Приведенный текст:
---------------
С чисто профессиональной заинтересованностью в соблюдении законности задает следователь этот вопрос. А вдруг Чен кому-нибудь давал баул и этот «кто-то» сделал в нем двойное дно, положил туда деньги и отдал Чену с тем, чтобы не хранить их дома, а в нужное время забрать, попросив баул вторично. Чен сам отрицает эту версию.
– Отвечайте, где вы взяли деньги, которые зашиты в двойном дне этого баула, и какова их сумма?
Вопрос внезапен и психологически подготовлен, поэтому и действует на подследственного как выстрел. Чен растерян. А следователь настойчиво и сурово повторяет вопрос.
Лицо Чена посерело, губы затряслись, щеки задергались. Теперь это уже не волк, а ягненок. Он рыдает, размазывая слезы по лицу, и пытается сползти со стула, чтобы встать на колени. Приходится пристыдить его и даже повысить голос. Выпив воды, Чен, хлюпая носом, начинает давать показания, но о том, что уже известно в общих чертах по сведениям от работников милиции и теперь только подтверждается.
Осторожно, без нажима следователь подводит его к главному вопросу – о деловых связях, – и Чен называет кроме Маркова шофера Сдобина.
---------------
Приложенные строки:
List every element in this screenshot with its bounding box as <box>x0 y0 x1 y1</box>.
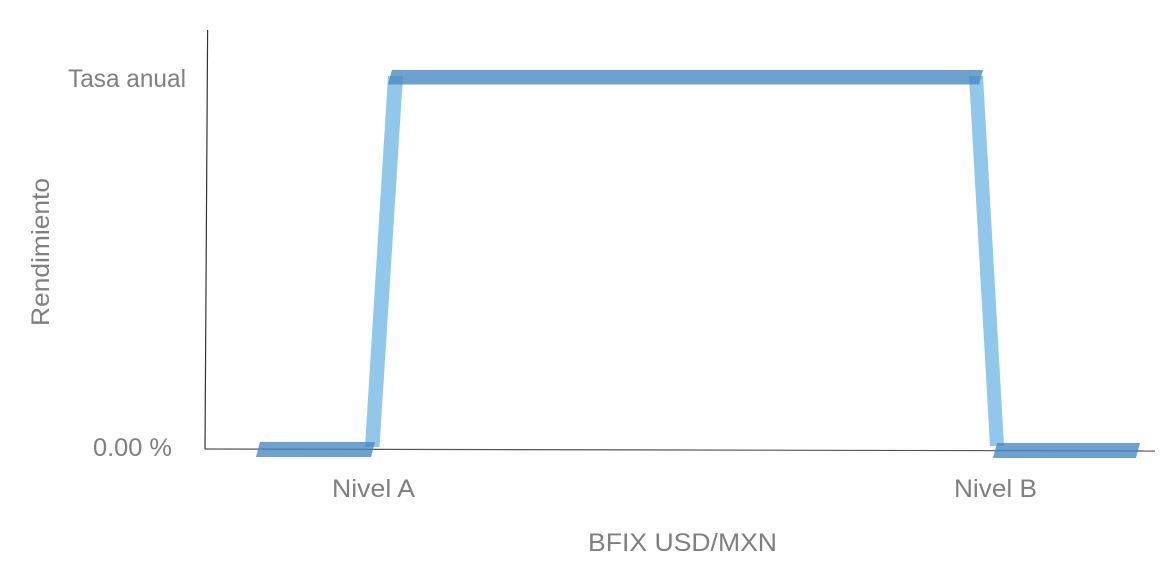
y label: zero: 0.00 % <box>93 434 172 462</box>
left riser <box>365 76 403 447</box>
top segment <box>388 70 983 84</box>
bottom right segment <box>993 443 1140 458</box>
payoff line <box>256 70 1140 458</box>
x label: level A: Nivel A <box>332 475 415 503</box>
bottom left segment <box>256 442 375 457</box>
x axis title: BFIX USD/MXN <box>588 529 777 557</box>
right riser <box>969 76 1004 446</box>
y label: annual rate: Tasa anual <box>68 65 186 93</box>
x label: level B: Nivel B <box>954 475 1037 503</box>
axes <box>205 30 1155 451</box>
y axis title: Rendimiento <box>27 178 55 326</box>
---------------
Цель 1: Определите, согласуются ли с отрывком о допросе Чена утверждения (а), (б) и (в): (а) Чен отрицает версию о том, что давал баул кому-то другому; (б) вопрос о деньгах в бауле был для Чена ожидаемым; (в) кроме Маркова Чен называет шофера Сдобина. Для каждого ответьте «да» или «нет» и точно процитируйте решающие слова отрывка.
Цель 2: Почему, согласно отрывку о допросе Чена, вопрос о деньгах подействовал на подследственного как выстрел? Ответьте в одном–трех предложениях.
Цель 3: Воспроизведите дословно фрагмент отрывка о допросе Чена от слов «С чисто профессиональной» до слов «отрицает эту версию.».
Строки взяты из другого источника.

Результат 1:
(а) Да: «Чен сам отрицает эту версию».
(б) Нет: «Вопрос внезапен и психологически подготовлен».
(в) Да: «Чен называет кроме Маркова шофера Сдобина».

Результат 2: Вопрос подействовал на Чена как выстрел, потому что был внезапным и психологически подготовленным.

Результат 3:
С чисто профессиональной заинтересованностью в соблюдении законности задает следователь этот вопрос. А вдруг Чен кому-нибудь давал баул и этот «кто-то» сделал в нем двойное дно, положил туда деньги и отдал Чену с тем, чтобы не хранить их дома, а в нужное время забрать, попросив баул вторично. Чен сам отрицает эту версию.